### Required task
Reproduce the data in its entirety, exactly as supplied.

○ ○ ○ ○ ○

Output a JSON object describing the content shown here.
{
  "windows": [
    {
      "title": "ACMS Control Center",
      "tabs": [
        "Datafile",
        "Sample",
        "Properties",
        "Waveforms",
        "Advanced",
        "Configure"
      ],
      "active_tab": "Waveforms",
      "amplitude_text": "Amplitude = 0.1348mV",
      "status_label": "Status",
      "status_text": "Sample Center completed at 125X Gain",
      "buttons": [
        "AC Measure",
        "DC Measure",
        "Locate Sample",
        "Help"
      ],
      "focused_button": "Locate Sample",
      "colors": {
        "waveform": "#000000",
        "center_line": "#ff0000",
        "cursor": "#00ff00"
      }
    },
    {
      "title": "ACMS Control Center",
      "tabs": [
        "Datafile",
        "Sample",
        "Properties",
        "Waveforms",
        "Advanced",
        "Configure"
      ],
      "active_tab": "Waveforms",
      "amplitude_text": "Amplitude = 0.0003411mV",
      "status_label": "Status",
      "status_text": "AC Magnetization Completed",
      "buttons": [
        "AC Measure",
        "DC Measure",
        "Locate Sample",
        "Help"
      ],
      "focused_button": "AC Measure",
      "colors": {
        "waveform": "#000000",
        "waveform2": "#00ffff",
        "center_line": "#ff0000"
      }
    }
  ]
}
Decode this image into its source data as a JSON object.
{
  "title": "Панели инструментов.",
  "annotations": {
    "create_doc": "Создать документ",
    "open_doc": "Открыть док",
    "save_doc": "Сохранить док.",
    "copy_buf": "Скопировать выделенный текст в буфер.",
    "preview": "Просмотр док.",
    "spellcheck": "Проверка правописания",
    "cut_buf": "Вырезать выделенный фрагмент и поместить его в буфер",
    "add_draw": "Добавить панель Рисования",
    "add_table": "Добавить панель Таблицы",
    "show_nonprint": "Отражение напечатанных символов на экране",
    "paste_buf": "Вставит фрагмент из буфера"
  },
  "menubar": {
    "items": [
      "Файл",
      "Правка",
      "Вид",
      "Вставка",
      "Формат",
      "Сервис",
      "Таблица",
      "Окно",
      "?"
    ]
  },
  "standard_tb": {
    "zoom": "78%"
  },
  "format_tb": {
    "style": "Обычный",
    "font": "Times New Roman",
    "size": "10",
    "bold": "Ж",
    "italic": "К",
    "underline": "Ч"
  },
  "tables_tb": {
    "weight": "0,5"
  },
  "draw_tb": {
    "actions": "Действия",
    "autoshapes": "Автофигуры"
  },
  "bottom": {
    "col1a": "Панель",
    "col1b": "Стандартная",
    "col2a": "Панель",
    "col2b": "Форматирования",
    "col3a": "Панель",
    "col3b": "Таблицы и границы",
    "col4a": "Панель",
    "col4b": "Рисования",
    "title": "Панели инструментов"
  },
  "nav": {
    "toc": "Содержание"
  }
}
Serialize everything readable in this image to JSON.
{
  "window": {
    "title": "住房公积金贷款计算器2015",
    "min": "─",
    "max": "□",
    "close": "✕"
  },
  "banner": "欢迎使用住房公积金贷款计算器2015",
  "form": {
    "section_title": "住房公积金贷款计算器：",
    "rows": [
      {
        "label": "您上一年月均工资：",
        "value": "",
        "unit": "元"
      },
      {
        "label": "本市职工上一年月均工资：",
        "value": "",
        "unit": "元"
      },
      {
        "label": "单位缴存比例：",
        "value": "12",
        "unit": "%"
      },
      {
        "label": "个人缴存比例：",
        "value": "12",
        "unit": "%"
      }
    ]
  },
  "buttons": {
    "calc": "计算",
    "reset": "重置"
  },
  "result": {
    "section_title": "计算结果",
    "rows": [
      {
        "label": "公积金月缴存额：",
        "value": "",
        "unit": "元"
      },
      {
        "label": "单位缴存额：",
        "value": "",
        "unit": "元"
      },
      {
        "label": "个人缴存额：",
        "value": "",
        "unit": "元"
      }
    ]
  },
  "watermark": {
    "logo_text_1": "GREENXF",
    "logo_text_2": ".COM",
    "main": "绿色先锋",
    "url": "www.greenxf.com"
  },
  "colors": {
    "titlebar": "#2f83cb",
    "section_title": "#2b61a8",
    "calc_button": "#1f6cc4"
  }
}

○ ○ ○ ○ ○

### Correct result
Output a JSON object describing the content shown here.
{
  "windows": [
    {
      "title": "ACMS Control Center",
      "tabs": [
        "Datafile",
        "Sample",
        "Properties",
        "Waveforms",
        "Advanced",
        "Configure"
      ],
      "active_tab": "Waveforms",
      "amplitude_text": "Amplitude = 0.1348mV",
      "status_label": "Status",
      "status_text": "Sample Center completed at 125X Gain",
      "buttons": [
        "AC Measure",
        "DC Measure",
        "Locate Sample",
        "Help"
      ],
      "focused_button": "Locate Sample",
      "colors": {
        "waveform": "#000000",
        "center_line": "#ff0000",
        "cursor": "#00ff00"
      }
    },
    {
      "title": "ACMS Control Center",
      "tabs": [
        "Datafile",
        "Sample",
        "Properties",
        "Waveforms",
        "Advanced",
        "Configure"
      ],
      "active_tab": "Waveforms",
      "amplitude_text": "Amplitude = 0.0003411mV",
      "status_label": "Status",
      "status_text": "AC Magnetization Completed",
      "buttons": [
        "AC Measure",
        "DC Measure",
        "Locate Sample",
        "Help"
      ],
      "focused_button": "AC Measure",
      "colors": {
        "waveform": "#000000",
        "waveform2": "#00ffff",
        "center_line": "#ff0000"
      }
    }
  ]
}
Decode this image into its source data as a JSON object.
{
  "title": "Панели инструментов.",
  "annotations": {
    "create_doc": "Создать документ",
    "open_doc": "Открыть док",
    "save_doc": "Сохранить док.",
    "copy_buf": "Скопировать выделенный текст в буфер.",
    "preview": "Просмотр док.",
    "spellcheck": "Проверка правописания",
    "cut_buf": "Вырезать выделенный фрагмент и поместить его в буфер",
    "add_draw": "Добавить панель Рисования",
    "add_table": "Добавить панель Таблицы",
    "show_nonprint": "Отражение напечатанных символов на экране",
    "paste_buf": "Вставит фрагмент из буфера"
  },
  "menubar": {
    "items": [
      "Файл",
      "Правка",
      "Вид",
      "Вставка",
      "Формат",
      "Сервис",
      "Таблица",
      "Окно",
      "?"
    ]
  },
  "standard_tb": {
    "zoom": "78%"
  },
  "format_tb": {
    "style": "Обычный",
    "font": "Times New Roman",
    "size": "10",
    "bold": "Ж",
    "italic": "К",
    "underline": "Ч"
  },
  "tables_tb": {
    "weight": "0,5"
  },
  "draw_tb": {
    "actions": "Действия",
    "autoshapes": "Автофигуры"
  },
  "bottom": {
    "col1a": "Панель",
    "col1b": "Стандартная",
    "col2a": "Панель",
    "col2b": "Форматирования",
    "col3a": "Панель",
    "col3b": "Таблицы и границы",
    "col4a": "Панель",
    "col4b": "Рисования",
    "title": "Панели инструментов"
  },
  "nav": {
    "toc": "Содержание"
  }
}
Serialize everything readable in this image to JSON.
{
  "window": {
    "title": "住房公积金贷款计算器2015",
    "min": "─",
    "max": "□",
    "close": "✕"
  },
  "banner": "欢迎使用住房公积金贷款计算器2015",
  "form": {
    "section_title": "住房公积金贷款计算器：",
    "rows": [
      {
        "label": "您上一年月均工资：",
        "value": "",
        "unit": "元"
      },
      {
        "label": "本市职工上一年月均工资：",
        "value": "",
        "unit": "元"
      },
      {
        "label": "单位缴存比例：",
        "value": "12",
        "unit": "%"
      },
      {
        "label": "个人缴存比例：",
        "value": "12",
        "unit": "%"
      }
    ]
  },
  "buttons": {
    "calc": "计算",
    "reset": "重置"
  },
  "result": {
    "section_title": "计算结果",
    "rows": [
      {
        "label": "公积金月缴存额：",
        "value": "",
        "unit": "元"
      },
      {
        "label": "单位缴存额：",
        "value": "",
        "unit": "元"
      },
      {
        "label": "个人缴存额：",
        "value": "",
        "unit": "元"
      }
    ]
  },
  "watermark": {
    "logo_text_1": "GREENXF",
    "logo_text_2": ".COM",
    "main": "绿色先锋",
    "url": "www.greenxf.com"
  },
  "colors": {
    "titlebar": "#2f83cb",
    "section_title": "#2b61a8",
    "calc_button": "#1f6cc4"
  }
}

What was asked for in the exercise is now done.